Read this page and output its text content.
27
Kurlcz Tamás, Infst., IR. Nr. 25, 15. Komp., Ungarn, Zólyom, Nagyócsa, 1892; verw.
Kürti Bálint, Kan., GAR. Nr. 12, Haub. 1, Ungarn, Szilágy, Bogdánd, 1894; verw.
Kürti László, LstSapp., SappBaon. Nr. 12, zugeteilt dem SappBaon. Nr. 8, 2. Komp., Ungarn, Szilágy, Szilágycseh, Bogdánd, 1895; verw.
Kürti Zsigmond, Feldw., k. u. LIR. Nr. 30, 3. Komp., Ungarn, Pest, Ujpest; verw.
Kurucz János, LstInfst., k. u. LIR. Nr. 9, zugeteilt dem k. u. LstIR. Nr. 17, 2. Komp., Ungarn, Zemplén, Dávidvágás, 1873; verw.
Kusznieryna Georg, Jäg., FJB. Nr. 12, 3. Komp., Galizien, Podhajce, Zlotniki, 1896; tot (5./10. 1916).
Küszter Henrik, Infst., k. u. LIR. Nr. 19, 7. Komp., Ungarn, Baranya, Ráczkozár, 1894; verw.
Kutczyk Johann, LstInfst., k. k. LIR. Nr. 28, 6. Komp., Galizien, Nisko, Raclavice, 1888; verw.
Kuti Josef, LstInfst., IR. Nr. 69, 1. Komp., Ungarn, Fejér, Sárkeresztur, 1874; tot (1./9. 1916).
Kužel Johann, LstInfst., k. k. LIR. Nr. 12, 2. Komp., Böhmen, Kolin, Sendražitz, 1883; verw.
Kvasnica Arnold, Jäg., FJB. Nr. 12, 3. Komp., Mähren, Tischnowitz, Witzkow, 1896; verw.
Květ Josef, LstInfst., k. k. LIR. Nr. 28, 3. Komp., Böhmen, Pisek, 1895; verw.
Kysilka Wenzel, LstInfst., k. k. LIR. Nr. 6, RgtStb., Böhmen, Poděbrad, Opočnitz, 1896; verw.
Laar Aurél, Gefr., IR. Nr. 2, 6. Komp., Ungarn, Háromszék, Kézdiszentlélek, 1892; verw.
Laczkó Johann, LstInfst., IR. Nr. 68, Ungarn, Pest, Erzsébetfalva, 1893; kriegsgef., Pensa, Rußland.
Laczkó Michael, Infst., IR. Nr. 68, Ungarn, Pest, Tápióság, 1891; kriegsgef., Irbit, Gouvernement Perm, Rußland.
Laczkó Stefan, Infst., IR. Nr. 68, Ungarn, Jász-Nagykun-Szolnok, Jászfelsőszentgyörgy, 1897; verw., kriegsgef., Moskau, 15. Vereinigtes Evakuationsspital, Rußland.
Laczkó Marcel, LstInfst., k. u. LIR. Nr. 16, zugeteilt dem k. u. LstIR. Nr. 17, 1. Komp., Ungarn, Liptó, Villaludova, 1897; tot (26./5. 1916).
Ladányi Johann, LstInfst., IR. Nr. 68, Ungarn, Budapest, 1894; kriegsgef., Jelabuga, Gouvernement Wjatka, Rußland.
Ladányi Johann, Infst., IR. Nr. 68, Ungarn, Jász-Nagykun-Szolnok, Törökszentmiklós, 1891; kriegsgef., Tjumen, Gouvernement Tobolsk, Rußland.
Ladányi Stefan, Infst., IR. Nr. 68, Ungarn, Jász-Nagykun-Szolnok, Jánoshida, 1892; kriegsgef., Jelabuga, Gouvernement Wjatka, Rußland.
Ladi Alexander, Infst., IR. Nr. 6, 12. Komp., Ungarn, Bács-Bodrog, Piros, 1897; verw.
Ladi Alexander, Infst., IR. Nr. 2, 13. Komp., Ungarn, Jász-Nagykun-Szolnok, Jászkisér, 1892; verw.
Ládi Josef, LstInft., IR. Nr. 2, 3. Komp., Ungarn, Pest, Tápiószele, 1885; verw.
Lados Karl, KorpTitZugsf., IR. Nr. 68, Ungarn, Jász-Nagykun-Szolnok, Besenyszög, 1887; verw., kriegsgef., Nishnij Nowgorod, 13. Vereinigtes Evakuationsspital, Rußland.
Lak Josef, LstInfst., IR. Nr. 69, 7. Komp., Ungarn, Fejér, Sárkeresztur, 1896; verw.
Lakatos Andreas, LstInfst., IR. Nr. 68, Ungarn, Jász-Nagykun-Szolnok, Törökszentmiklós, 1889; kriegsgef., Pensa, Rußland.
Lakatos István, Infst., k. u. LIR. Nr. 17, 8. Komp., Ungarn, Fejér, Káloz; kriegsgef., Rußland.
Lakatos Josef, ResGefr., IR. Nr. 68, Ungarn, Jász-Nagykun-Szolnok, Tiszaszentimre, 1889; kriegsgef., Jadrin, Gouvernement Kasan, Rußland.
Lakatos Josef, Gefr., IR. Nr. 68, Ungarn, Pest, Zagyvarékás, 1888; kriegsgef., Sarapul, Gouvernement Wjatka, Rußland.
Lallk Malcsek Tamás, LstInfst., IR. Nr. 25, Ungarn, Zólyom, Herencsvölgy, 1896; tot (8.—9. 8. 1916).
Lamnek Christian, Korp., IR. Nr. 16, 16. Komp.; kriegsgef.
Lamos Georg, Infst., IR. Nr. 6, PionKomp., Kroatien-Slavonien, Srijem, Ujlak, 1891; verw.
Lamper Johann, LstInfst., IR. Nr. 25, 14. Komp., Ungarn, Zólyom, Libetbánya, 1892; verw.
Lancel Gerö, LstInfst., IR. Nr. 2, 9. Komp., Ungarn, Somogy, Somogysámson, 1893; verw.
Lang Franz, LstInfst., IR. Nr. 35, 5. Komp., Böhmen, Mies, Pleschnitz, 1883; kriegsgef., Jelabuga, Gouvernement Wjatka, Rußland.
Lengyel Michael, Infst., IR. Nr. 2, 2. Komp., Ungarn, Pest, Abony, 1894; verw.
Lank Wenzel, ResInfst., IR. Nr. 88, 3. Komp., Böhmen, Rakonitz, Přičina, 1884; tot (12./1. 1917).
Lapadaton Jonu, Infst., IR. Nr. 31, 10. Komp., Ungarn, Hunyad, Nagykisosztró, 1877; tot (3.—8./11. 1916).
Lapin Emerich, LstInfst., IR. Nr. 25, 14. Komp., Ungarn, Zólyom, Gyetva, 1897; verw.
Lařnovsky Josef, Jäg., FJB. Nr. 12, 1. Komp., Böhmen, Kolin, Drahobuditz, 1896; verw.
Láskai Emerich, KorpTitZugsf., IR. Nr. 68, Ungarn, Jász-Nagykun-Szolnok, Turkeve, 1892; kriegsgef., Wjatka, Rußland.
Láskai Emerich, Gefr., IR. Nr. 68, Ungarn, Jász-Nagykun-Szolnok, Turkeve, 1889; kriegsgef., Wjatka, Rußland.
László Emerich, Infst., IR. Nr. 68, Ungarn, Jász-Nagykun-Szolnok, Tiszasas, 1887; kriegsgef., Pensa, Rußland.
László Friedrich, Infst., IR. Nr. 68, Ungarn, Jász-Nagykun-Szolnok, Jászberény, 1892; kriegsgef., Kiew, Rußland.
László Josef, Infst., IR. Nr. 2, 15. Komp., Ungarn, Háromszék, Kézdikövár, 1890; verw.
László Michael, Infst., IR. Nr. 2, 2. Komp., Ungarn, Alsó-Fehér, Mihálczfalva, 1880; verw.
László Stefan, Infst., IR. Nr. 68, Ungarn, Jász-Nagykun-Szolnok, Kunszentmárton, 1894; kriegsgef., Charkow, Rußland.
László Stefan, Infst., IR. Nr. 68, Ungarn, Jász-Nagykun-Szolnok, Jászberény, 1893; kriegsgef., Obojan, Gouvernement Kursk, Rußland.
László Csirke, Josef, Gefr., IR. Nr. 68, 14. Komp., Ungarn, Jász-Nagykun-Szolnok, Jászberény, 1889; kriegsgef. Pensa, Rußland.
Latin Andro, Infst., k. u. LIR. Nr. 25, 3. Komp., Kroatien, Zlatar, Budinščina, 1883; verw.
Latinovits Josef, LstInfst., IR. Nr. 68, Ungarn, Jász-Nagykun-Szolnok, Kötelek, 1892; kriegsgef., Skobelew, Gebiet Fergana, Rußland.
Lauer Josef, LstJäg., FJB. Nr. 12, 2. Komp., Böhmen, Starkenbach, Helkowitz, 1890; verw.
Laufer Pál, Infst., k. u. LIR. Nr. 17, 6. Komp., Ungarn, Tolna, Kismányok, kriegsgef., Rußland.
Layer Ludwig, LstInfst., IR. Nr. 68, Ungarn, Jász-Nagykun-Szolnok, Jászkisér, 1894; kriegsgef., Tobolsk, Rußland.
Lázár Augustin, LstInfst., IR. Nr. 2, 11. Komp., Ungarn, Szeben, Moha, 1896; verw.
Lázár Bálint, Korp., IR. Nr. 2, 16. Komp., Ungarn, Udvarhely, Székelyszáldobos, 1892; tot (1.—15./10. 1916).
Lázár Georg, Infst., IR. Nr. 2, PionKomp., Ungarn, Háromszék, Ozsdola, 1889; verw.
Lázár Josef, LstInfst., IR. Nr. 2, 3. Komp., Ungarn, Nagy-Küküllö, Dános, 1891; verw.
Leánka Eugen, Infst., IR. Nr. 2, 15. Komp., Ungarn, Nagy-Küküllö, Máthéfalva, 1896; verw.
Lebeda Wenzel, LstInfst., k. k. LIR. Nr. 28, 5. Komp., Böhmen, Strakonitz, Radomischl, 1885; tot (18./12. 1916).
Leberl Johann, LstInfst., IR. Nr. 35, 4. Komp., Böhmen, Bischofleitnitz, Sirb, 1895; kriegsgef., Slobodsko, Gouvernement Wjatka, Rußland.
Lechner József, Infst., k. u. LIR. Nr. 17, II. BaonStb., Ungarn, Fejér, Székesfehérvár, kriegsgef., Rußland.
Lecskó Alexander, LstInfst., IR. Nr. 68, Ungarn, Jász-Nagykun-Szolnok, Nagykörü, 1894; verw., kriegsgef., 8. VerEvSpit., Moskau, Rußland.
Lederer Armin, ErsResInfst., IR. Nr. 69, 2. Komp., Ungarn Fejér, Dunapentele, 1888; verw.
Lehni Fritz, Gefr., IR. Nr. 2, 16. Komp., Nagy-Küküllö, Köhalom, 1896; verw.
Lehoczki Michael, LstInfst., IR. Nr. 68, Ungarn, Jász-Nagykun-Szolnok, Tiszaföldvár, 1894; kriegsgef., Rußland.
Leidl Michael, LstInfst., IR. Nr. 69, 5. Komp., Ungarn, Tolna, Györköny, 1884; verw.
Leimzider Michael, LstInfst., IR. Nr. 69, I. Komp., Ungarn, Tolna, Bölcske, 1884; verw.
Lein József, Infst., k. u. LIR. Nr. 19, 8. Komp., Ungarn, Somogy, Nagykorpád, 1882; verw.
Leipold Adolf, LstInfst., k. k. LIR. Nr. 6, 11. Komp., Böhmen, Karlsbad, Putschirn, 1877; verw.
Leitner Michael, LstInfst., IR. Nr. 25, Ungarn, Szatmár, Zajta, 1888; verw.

◆ WHAT THE TASK ASKS:
Search the records above for the string "József". Copy every line that contains it.

◆ ANSWER BELOW:
Lechner József, Infst., k. u. LIR. Nr. 17, II. BaonStb., Ungarn, Fejér, Székesfehérvár, kriegsgef., Rußland.
Lein József, Infst., k. u. LIR. Nr. 19, 8. Komp., Ungarn, Somogy, Nagykorpád, 1882; verw.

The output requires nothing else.